# [Request]
Reproduce every line in the listing that contains the word "sepeda".

# [Data excerpts]
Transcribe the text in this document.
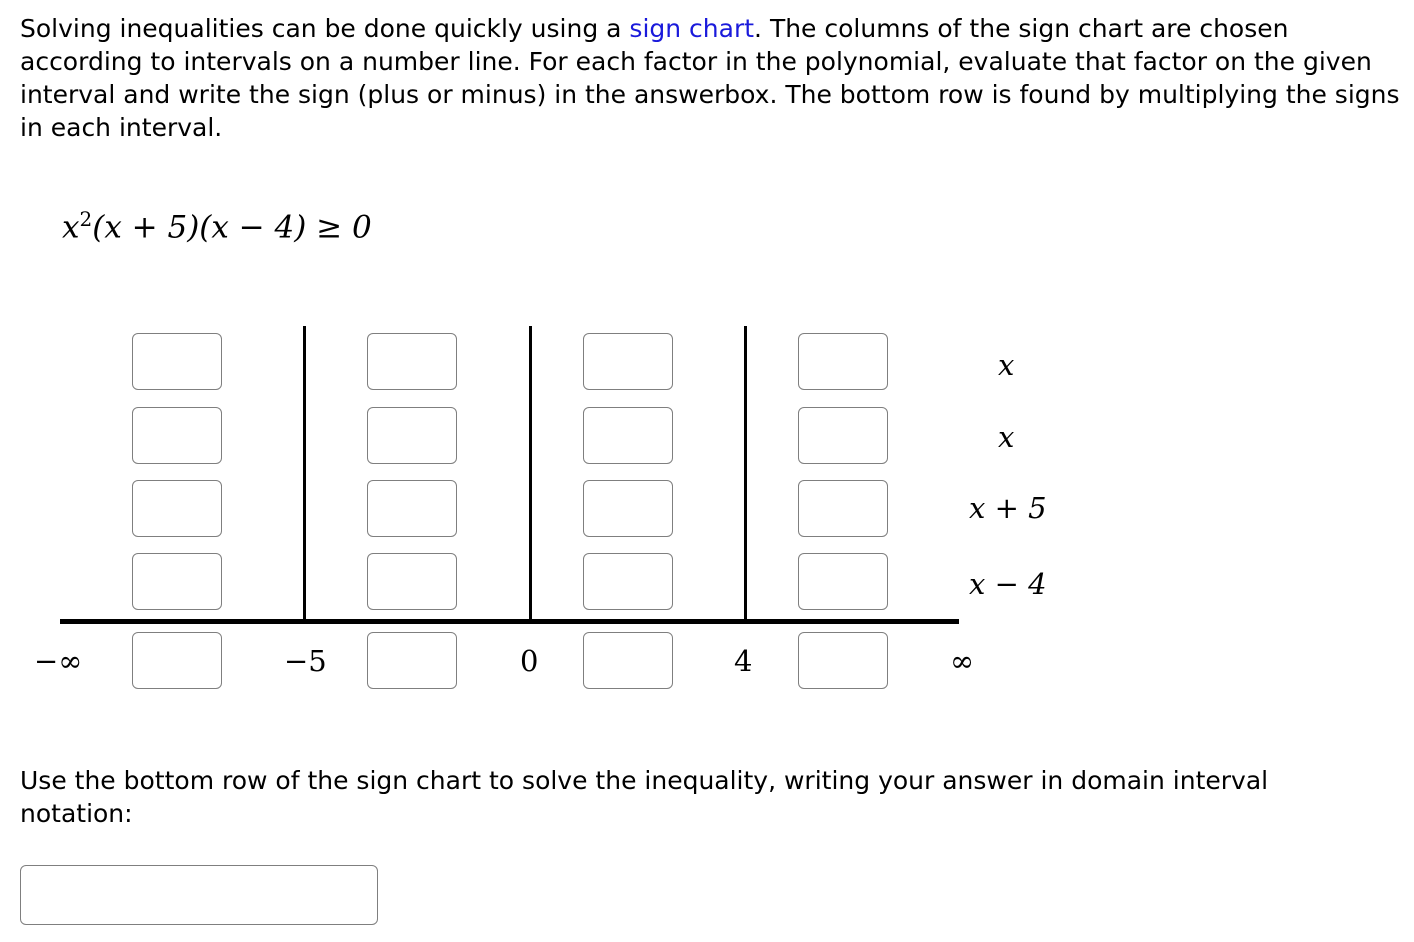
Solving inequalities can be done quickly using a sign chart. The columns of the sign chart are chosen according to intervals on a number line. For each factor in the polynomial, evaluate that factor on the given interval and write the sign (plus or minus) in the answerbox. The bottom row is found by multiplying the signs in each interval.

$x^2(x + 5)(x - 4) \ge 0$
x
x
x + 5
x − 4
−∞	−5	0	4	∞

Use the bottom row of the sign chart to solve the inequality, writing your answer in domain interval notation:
--
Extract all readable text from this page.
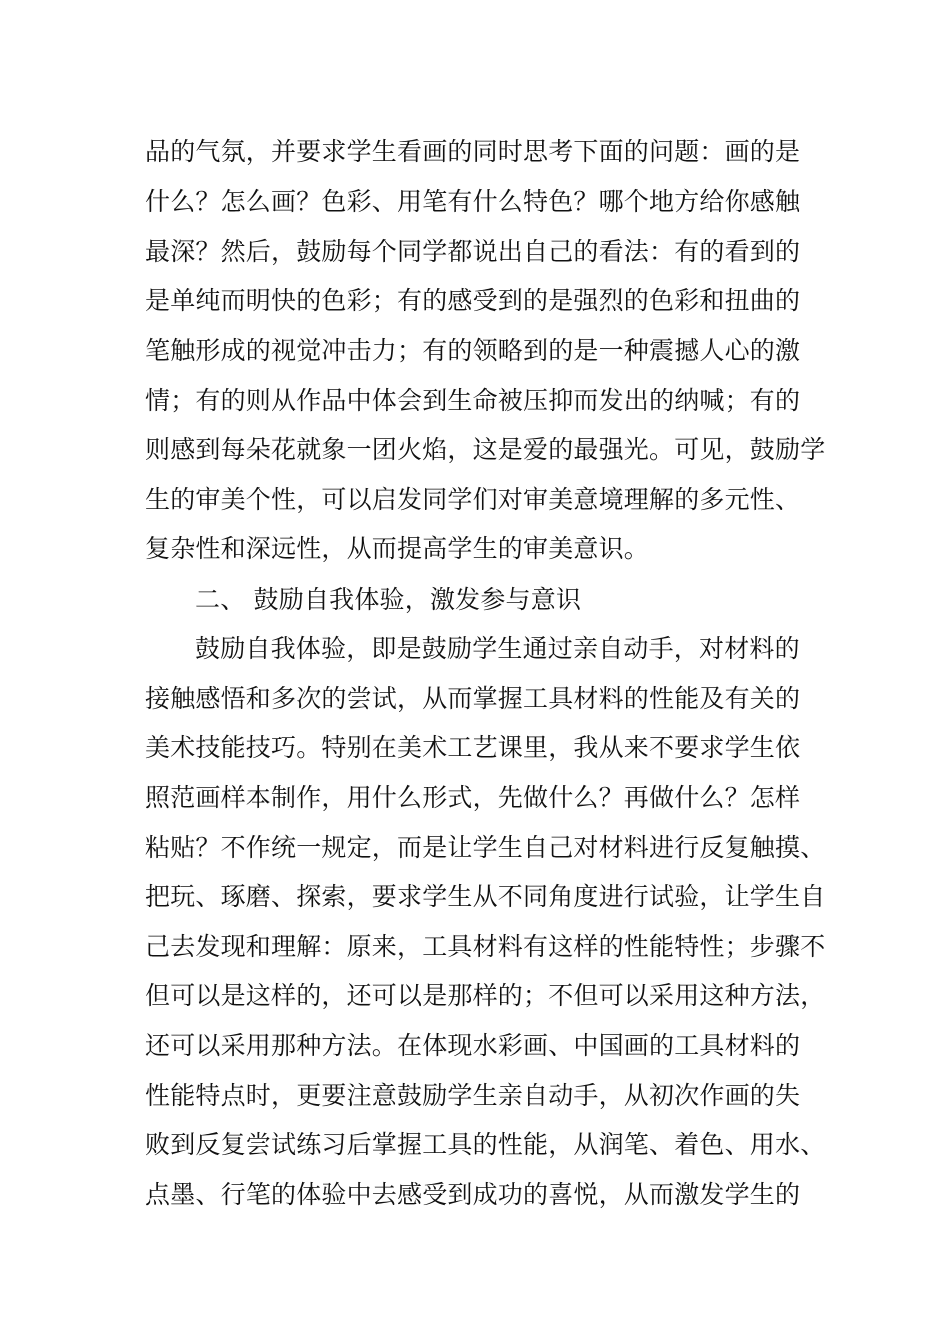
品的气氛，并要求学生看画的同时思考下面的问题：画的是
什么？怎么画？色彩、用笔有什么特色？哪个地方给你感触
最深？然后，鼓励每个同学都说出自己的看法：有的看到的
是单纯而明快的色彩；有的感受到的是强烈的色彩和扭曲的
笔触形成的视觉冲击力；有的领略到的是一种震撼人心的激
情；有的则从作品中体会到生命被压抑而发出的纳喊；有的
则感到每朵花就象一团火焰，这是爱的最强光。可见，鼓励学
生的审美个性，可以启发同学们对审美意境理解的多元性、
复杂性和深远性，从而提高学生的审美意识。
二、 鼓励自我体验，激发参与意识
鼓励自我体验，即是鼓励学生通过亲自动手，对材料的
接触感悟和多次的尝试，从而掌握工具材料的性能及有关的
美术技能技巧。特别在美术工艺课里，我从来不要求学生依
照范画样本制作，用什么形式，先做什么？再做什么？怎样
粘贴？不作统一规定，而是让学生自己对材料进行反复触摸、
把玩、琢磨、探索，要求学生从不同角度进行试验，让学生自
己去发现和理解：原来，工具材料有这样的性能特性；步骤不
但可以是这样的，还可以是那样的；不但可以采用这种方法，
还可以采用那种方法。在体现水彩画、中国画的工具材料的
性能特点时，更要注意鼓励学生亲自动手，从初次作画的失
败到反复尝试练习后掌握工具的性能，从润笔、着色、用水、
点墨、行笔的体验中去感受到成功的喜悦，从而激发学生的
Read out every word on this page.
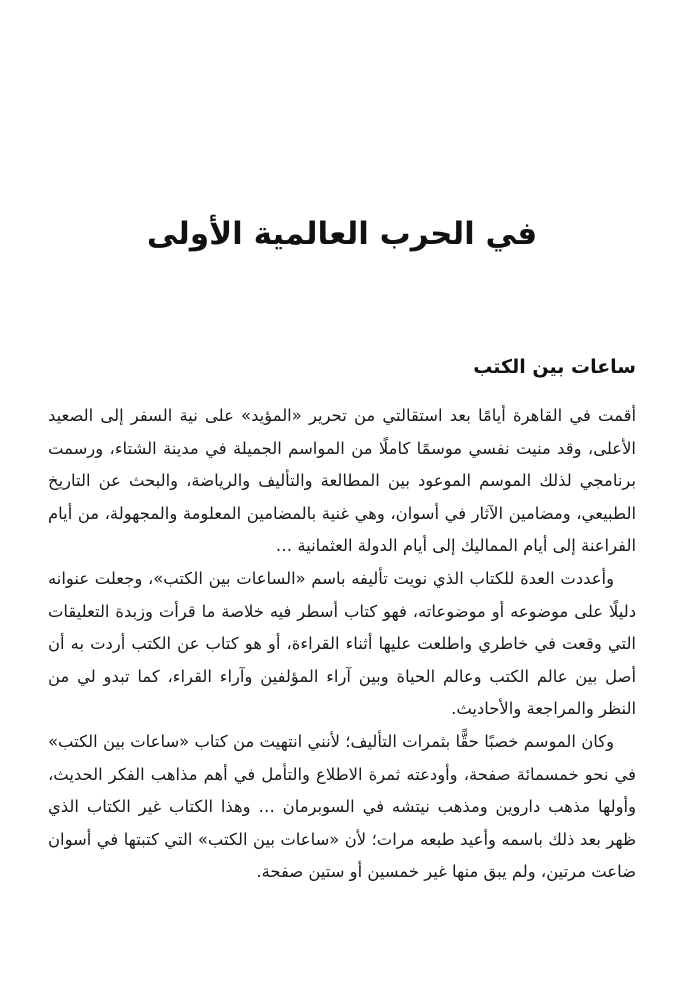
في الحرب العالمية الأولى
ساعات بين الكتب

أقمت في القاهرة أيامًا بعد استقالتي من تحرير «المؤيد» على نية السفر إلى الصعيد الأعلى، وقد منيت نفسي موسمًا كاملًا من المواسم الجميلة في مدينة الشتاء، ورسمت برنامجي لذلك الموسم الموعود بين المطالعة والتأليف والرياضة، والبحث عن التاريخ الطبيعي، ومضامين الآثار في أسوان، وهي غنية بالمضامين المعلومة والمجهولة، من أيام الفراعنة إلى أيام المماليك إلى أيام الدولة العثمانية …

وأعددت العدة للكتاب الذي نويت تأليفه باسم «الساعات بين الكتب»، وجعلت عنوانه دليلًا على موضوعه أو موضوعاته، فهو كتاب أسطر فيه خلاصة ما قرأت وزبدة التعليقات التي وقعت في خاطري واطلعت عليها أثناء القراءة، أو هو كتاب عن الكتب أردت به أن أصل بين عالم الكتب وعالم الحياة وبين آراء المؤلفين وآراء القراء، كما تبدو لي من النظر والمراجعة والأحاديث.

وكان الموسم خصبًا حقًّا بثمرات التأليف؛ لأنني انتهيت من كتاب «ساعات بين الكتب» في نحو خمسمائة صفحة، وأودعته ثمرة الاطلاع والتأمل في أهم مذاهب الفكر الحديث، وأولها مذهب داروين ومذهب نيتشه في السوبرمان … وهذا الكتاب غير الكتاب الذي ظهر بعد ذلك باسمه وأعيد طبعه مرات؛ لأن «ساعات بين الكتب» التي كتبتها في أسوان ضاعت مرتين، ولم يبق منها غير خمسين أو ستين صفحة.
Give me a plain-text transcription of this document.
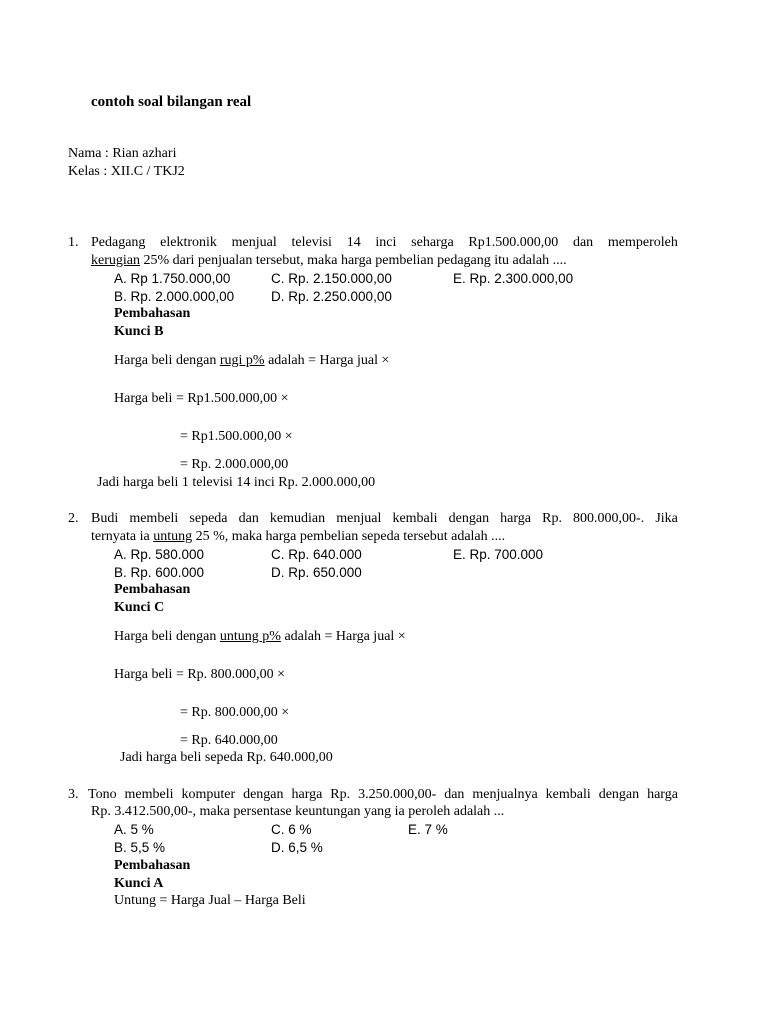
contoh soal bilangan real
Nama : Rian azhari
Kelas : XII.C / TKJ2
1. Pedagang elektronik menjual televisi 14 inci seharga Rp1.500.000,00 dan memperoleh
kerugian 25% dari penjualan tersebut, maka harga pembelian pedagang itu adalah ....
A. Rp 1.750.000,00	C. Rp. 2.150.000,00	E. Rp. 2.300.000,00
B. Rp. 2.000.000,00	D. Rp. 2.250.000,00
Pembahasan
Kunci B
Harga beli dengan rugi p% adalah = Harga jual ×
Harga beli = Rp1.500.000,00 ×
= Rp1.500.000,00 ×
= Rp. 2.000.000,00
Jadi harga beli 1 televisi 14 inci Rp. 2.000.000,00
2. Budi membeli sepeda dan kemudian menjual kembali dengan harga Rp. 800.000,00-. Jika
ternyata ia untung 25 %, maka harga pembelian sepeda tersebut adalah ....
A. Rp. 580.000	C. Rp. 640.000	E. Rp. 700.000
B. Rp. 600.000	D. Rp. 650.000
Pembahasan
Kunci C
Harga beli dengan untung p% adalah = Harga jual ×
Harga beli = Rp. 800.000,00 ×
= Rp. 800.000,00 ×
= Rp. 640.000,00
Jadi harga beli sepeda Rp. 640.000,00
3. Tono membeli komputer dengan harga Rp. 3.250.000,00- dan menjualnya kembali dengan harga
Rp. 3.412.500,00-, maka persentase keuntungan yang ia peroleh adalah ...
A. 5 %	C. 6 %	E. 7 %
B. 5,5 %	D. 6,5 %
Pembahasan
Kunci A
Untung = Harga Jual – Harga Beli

# [Written response]
2. Budi membeli sepeda dan kemudian menjual kembali dengan harga Rp. 800.000,00-. Jika
ternyata ia untung 25 %, maka harga pembelian sepeda tersebut adalah ....
Jadi harga beli sepeda Rp. 640.000,00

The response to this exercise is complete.